--- Problem to solve ---
All of the records below need to be copied exactly.
Begin The input
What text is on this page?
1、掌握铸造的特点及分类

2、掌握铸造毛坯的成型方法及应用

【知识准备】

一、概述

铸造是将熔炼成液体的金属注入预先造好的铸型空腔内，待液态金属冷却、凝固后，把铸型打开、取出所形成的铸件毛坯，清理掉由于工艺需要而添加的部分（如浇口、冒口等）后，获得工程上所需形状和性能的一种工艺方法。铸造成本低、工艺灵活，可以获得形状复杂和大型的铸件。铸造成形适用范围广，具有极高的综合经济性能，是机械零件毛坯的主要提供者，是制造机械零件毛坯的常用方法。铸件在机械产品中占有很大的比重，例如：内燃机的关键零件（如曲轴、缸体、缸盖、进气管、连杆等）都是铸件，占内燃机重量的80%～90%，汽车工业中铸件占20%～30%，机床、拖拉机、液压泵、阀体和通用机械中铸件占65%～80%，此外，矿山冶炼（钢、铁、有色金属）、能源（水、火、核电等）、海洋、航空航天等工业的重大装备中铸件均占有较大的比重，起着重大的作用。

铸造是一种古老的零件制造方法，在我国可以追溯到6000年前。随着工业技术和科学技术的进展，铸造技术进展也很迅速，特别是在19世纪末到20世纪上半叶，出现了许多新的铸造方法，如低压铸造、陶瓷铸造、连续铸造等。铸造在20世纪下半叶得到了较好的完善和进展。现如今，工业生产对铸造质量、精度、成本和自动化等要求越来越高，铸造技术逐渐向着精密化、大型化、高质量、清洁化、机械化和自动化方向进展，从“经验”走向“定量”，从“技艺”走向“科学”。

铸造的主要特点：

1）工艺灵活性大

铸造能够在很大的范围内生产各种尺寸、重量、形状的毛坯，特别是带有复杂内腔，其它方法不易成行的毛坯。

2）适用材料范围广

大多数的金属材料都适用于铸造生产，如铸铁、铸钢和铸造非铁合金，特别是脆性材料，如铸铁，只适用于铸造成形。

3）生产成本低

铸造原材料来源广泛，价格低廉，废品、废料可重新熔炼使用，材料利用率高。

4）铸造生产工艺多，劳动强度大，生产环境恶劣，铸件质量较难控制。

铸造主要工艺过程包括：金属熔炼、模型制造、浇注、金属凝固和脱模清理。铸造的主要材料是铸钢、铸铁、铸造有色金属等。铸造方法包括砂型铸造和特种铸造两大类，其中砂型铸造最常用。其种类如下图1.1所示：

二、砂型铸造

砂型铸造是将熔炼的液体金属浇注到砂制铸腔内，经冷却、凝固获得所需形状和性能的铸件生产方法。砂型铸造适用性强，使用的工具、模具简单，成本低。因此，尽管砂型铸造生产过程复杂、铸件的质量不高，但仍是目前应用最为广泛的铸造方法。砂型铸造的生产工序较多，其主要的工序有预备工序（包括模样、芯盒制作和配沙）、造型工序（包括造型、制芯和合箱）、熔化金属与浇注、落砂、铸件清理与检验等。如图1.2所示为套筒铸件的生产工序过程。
End The input
--- Answer to this problem ---
What text is on this page?
1、掌握铸造的特点及分类

2、掌握铸造毛坯的成型方法及应用

【知识准备】

一、概述

铸造是将熔炼成液体的金属注入预先造好的铸型空腔内，待液态金属冷却、凝固后，把铸型打开、取出所形成的铸件毛坯，清理掉由于工艺需要而添加的部分（如浇口、冒口等）后，获得工程上所需形状和性能的一种工艺方法。铸造成本低、工艺灵活，可以获得形状复杂和大型的铸件。铸造成形适用范围广，具有极高的综合经济性能，是机械零件毛坯的主要提供者，是制造机械零件毛坯的常用方法。铸件在机械产品中占有很大的比重，例如：内燃机的关键零件（如曲轴、缸体、缸盖、进气管、连杆等）都是铸件，占内燃机重量的80%～90%，汽车工业中铸件占20%～30%，机床、拖拉机、液压泵、阀体和通用机械中铸件占65%～80%，此外，矿山冶炼（钢、铁、有色金属）、能源（水、火、核电等）、海洋、航空航天等工业的重大装备中铸件均占有较大的比重，起着重大的作用。

铸造是一种古老的零件制造方法，在我国可以追溯到6000年前。随着工业技术和科学技术的进展，铸造技术进展也很迅速，特别是在19世纪末到20世纪上半叶，出现了许多新的铸造方法，如低压铸造、陶瓷铸造、连续铸造等。铸造在20世纪下半叶得到了较好的完善和进展。现如今，工业生产对铸造质量、精度、成本和自动化等要求越来越高，铸造技术逐渐向着精密化、大型化、高质量、清洁化、机械化和自动化方向进展，从“经验”走向“定量”，从“技艺”走向“科学”。

铸造的主要特点：

1）工艺灵活性大

铸造能够在很大的范围内生产各种尺寸、重量、形状的毛坯，特别是带有复杂内腔，其它方法不易成行的毛坯。

2）适用材料范围广

大多数的金属材料都适用于铸造生产，如铸铁、铸钢和铸造非铁合金，特别是脆性材料，如铸铁，只适用于铸造成形。

3）生产成本低

铸造原材料来源广泛，价格低廉，废品、废料可重新熔炼使用，材料利用率高。

4）铸造生产工艺多，劳动强度大，生产环境恶劣，铸件质量较难控制。

铸造主要工艺过程包括：金属熔炼、模型制造、浇注、金属凝固和脱模清理。铸造的主要材料是铸钢、铸铁、铸造有色金属等。铸造方法包括砂型铸造和特种铸造两大类，其中砂型铸造最常用。其种类如下图1.1所示：

二、砂型铸造

砂型铸造是将熔炼的液体金属浇注到砂制铸腔内，经冷却、凝固获得所需形状和性能的铸件生产方法。砂型铸造适用性强，使用的工具、模具简单，成本低。因此，尽管砂型铸造生产过程复杂、铸件的质量不高，但仍是目前应用最为广泛的铸造方法。砂型铸造的生产工序较多，其主要的工序有预备工序（包括模样、芯盒制作和配沙）、造型工序（包括造型、制芯和合箱）、熔化金属与浇注、落砂、铸件清理与检验等。如图1.2所示为套筒铸件的生产工序过程。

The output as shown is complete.